* _Given exercise_:
In the listing below, identify each line with the word "circuit" and return those lines.

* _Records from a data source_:
┄┄┄┄┄┄┄┄┄┄┄┄┄┄┄┄┄┄┄┄
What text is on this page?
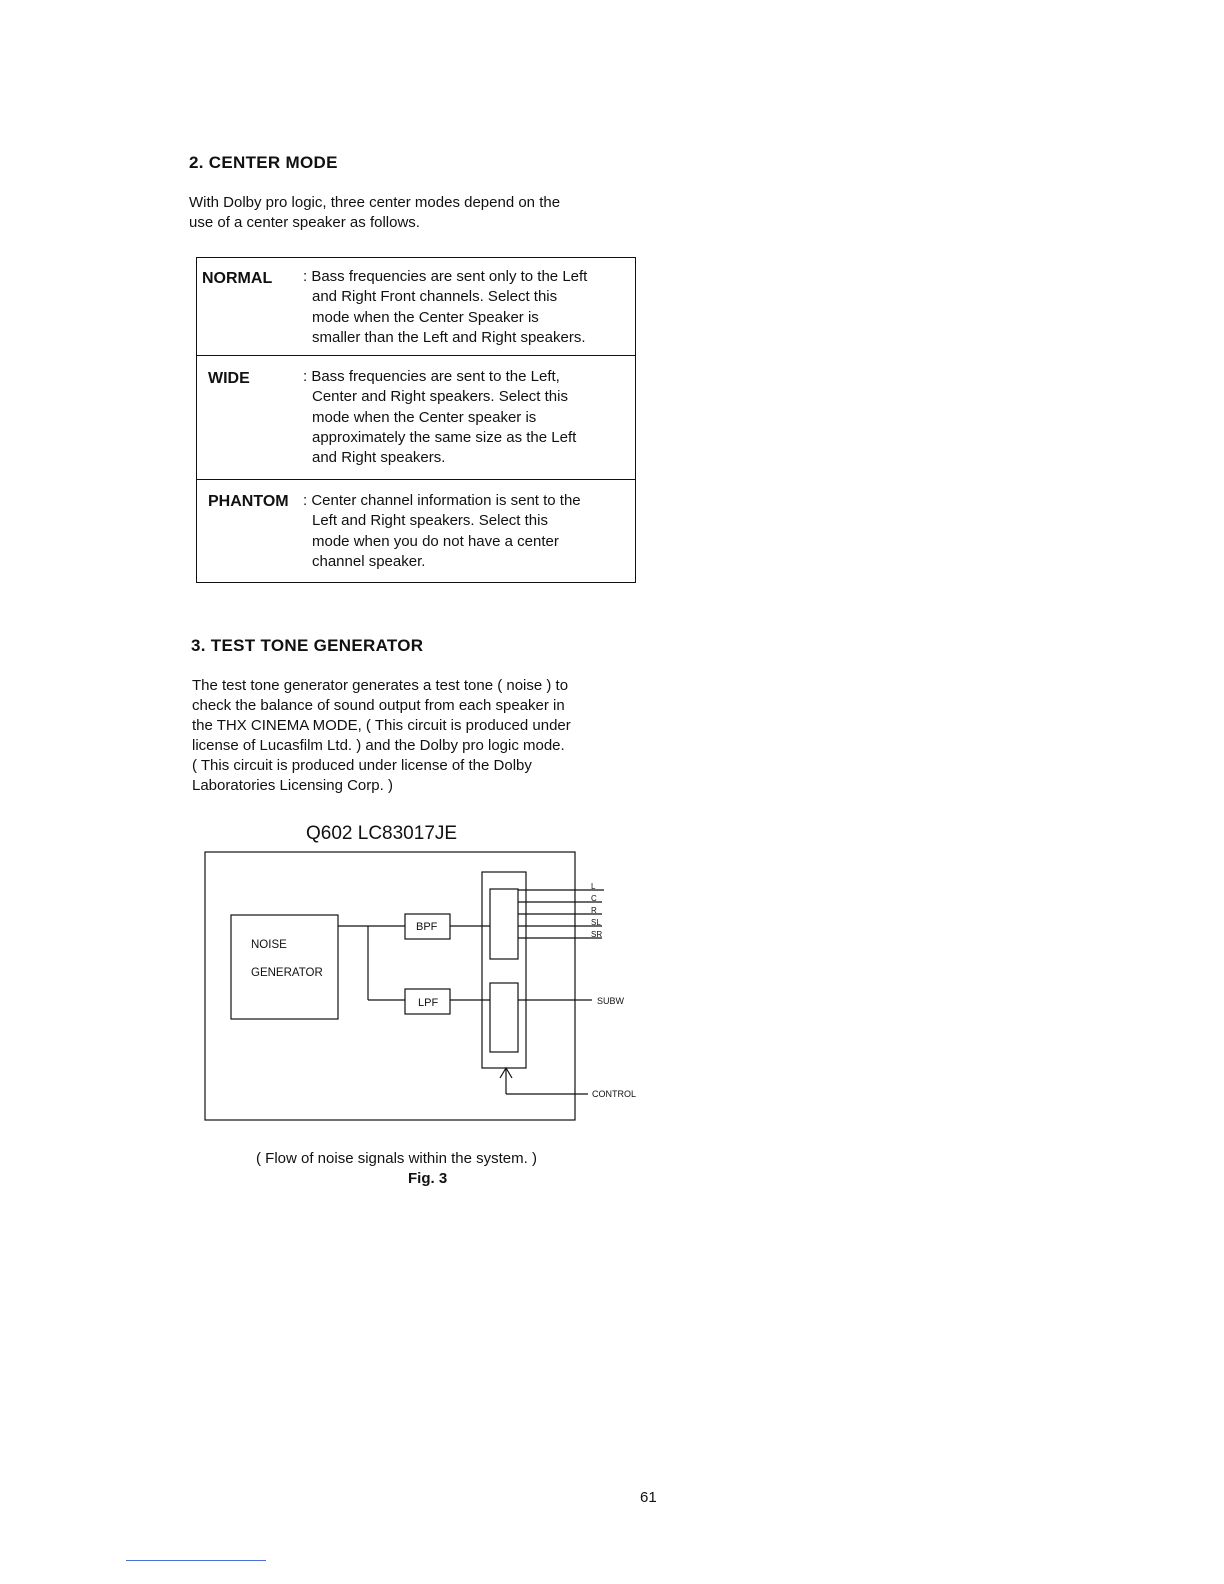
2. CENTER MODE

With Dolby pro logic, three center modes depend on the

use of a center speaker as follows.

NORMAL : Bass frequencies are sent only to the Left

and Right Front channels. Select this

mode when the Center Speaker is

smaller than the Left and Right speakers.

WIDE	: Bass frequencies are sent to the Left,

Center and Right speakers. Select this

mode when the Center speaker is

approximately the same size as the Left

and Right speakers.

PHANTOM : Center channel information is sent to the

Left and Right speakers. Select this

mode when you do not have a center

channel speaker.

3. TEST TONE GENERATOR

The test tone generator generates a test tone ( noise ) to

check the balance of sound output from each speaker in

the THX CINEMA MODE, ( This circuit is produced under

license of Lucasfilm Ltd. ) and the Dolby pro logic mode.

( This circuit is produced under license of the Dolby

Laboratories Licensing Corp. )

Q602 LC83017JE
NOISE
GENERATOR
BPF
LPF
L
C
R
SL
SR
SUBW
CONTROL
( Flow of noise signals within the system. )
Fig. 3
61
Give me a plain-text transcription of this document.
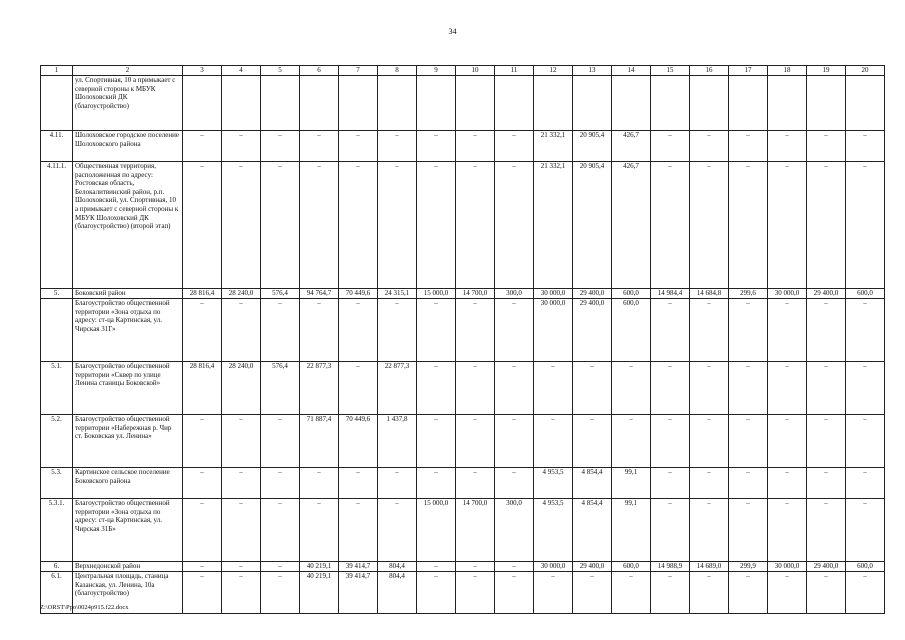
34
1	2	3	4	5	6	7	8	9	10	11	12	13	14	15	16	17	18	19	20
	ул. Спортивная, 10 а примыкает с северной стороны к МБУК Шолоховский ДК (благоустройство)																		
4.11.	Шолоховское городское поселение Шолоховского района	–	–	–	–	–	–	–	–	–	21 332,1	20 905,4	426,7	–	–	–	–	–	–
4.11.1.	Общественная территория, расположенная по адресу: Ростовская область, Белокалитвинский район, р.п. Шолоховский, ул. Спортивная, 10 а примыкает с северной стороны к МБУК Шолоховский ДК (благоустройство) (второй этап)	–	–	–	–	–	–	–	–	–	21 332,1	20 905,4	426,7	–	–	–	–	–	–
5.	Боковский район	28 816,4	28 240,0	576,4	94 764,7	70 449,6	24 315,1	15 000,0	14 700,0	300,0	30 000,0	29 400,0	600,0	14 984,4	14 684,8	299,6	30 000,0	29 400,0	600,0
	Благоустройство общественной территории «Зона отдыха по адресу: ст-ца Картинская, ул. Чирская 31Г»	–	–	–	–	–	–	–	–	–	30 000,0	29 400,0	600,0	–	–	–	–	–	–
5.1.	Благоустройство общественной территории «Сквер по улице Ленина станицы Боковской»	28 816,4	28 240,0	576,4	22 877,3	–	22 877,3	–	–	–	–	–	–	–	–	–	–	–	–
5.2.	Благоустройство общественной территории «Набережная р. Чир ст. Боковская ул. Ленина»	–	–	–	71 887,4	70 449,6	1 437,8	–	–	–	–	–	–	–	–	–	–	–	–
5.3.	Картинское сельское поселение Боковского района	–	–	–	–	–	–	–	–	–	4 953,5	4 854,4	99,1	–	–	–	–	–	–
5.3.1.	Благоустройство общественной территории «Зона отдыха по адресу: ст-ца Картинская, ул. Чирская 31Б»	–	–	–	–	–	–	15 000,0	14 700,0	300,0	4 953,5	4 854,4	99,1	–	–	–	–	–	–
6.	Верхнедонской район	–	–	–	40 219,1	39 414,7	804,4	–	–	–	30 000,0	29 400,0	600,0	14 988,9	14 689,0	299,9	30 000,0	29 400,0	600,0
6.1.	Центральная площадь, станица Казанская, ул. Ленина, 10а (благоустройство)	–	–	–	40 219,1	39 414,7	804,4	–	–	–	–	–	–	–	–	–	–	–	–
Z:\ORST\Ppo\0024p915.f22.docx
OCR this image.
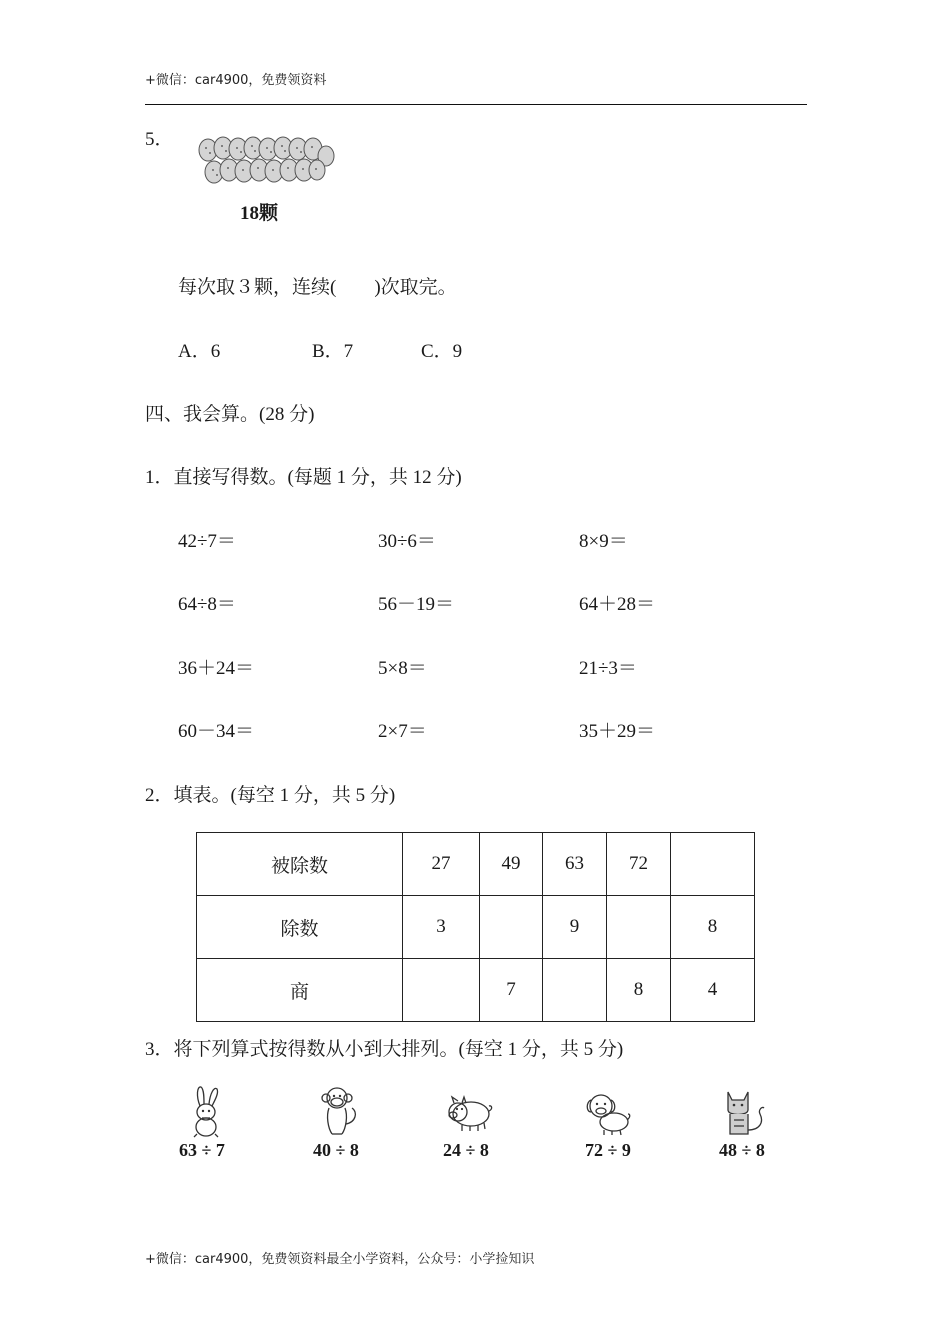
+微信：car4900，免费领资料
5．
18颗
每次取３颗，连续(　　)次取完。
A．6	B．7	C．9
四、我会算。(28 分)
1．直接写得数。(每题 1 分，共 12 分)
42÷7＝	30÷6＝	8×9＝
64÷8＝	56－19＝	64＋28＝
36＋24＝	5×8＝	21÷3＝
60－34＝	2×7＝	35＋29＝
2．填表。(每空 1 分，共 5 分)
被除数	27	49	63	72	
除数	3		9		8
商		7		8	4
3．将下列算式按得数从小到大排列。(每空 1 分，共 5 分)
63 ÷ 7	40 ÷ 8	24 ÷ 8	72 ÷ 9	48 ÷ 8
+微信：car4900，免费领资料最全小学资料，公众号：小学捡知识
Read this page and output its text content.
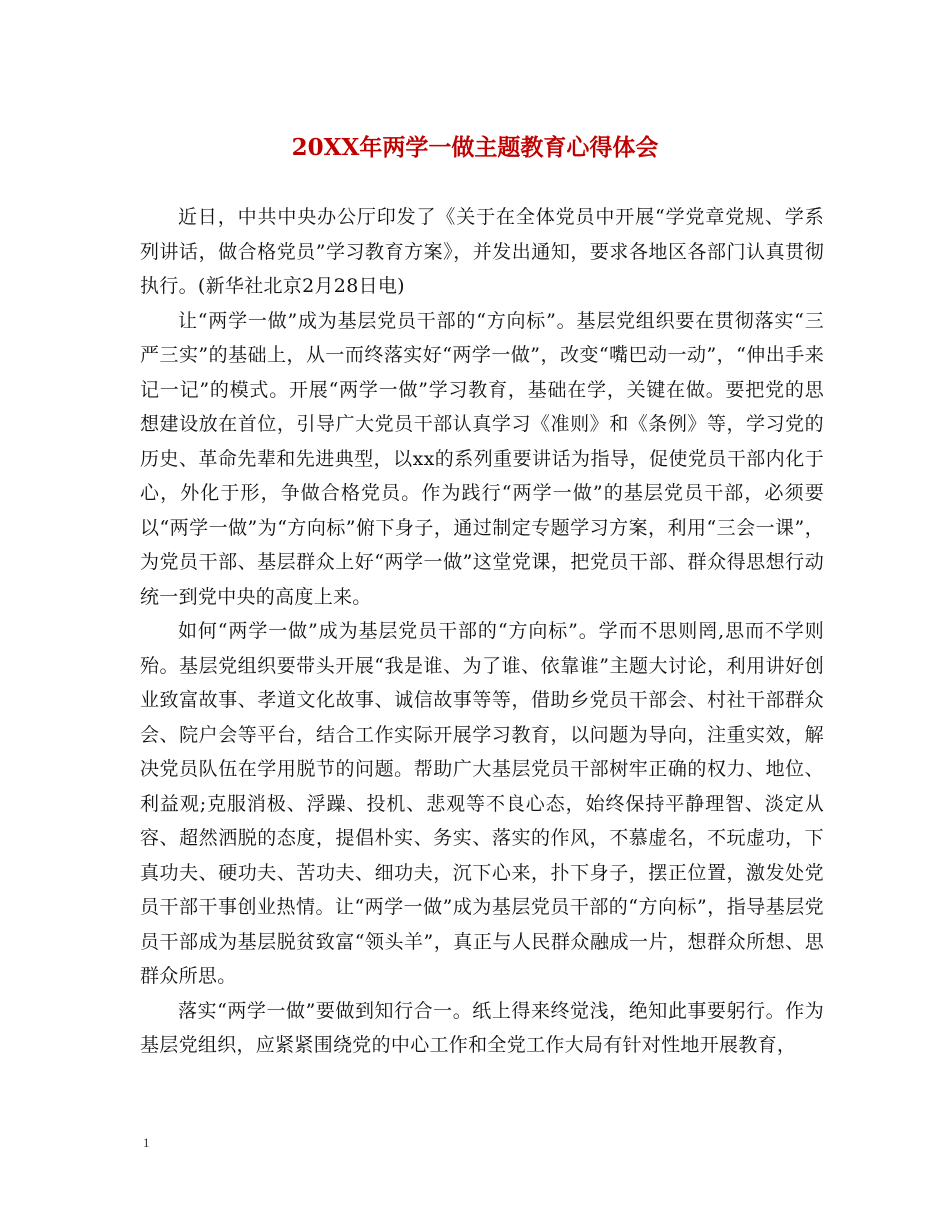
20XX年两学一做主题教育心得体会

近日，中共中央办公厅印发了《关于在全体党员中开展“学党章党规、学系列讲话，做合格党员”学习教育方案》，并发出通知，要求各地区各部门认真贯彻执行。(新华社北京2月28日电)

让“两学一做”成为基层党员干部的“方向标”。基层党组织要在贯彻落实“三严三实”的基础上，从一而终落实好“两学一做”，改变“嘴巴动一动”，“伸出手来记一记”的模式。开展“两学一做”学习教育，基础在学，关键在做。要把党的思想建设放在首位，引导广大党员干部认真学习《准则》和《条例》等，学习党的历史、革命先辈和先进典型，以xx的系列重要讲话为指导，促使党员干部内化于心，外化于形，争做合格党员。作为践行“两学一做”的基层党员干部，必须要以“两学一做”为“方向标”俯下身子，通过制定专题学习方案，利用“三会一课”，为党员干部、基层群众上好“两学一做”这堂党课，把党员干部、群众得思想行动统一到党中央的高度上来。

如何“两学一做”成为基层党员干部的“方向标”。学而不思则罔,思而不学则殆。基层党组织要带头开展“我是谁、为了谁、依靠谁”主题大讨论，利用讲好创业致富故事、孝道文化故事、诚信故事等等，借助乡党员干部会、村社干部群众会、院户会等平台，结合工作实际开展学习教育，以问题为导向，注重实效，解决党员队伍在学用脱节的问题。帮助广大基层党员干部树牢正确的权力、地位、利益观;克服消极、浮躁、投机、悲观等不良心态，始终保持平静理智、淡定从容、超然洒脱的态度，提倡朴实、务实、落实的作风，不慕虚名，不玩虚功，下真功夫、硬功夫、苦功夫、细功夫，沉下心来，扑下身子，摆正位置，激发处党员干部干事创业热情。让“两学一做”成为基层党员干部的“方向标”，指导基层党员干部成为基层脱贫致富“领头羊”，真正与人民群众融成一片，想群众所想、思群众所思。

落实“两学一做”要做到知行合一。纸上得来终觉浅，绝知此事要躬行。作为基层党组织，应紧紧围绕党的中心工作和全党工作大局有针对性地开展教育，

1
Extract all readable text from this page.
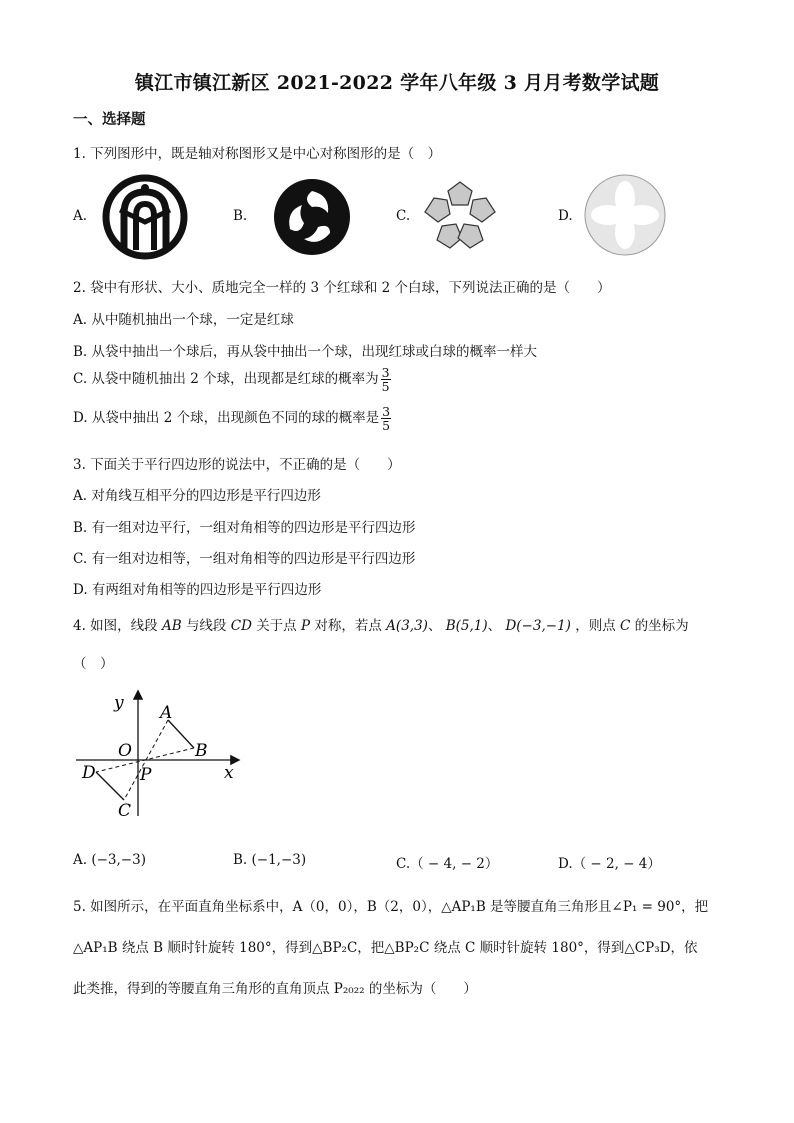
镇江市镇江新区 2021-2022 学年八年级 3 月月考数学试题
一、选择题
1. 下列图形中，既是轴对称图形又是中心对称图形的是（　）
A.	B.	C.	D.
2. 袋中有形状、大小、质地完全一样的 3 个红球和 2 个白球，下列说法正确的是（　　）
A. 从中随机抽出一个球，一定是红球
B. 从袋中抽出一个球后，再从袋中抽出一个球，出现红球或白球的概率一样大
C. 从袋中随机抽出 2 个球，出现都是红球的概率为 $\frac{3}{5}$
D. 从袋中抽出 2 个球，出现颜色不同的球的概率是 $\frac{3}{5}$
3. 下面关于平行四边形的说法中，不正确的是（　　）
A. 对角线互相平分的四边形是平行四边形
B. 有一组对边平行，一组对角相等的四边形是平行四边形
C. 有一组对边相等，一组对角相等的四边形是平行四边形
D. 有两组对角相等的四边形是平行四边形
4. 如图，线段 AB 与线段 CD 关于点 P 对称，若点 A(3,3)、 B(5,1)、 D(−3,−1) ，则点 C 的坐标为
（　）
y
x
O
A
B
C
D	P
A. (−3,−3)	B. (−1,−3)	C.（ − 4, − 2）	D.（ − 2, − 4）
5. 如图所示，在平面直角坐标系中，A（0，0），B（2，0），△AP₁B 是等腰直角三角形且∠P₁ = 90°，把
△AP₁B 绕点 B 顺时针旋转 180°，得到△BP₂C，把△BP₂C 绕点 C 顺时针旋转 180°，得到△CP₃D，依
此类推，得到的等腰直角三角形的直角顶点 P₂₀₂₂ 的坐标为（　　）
┄┄┄┄┄┄┄┄┄┄┄┄┄┄┄┄┄┄┄┄
* _Result of the task_:
the THX CINEMA MODE, ( This circuit is produced under
( This circuit is produced under license of the Dolby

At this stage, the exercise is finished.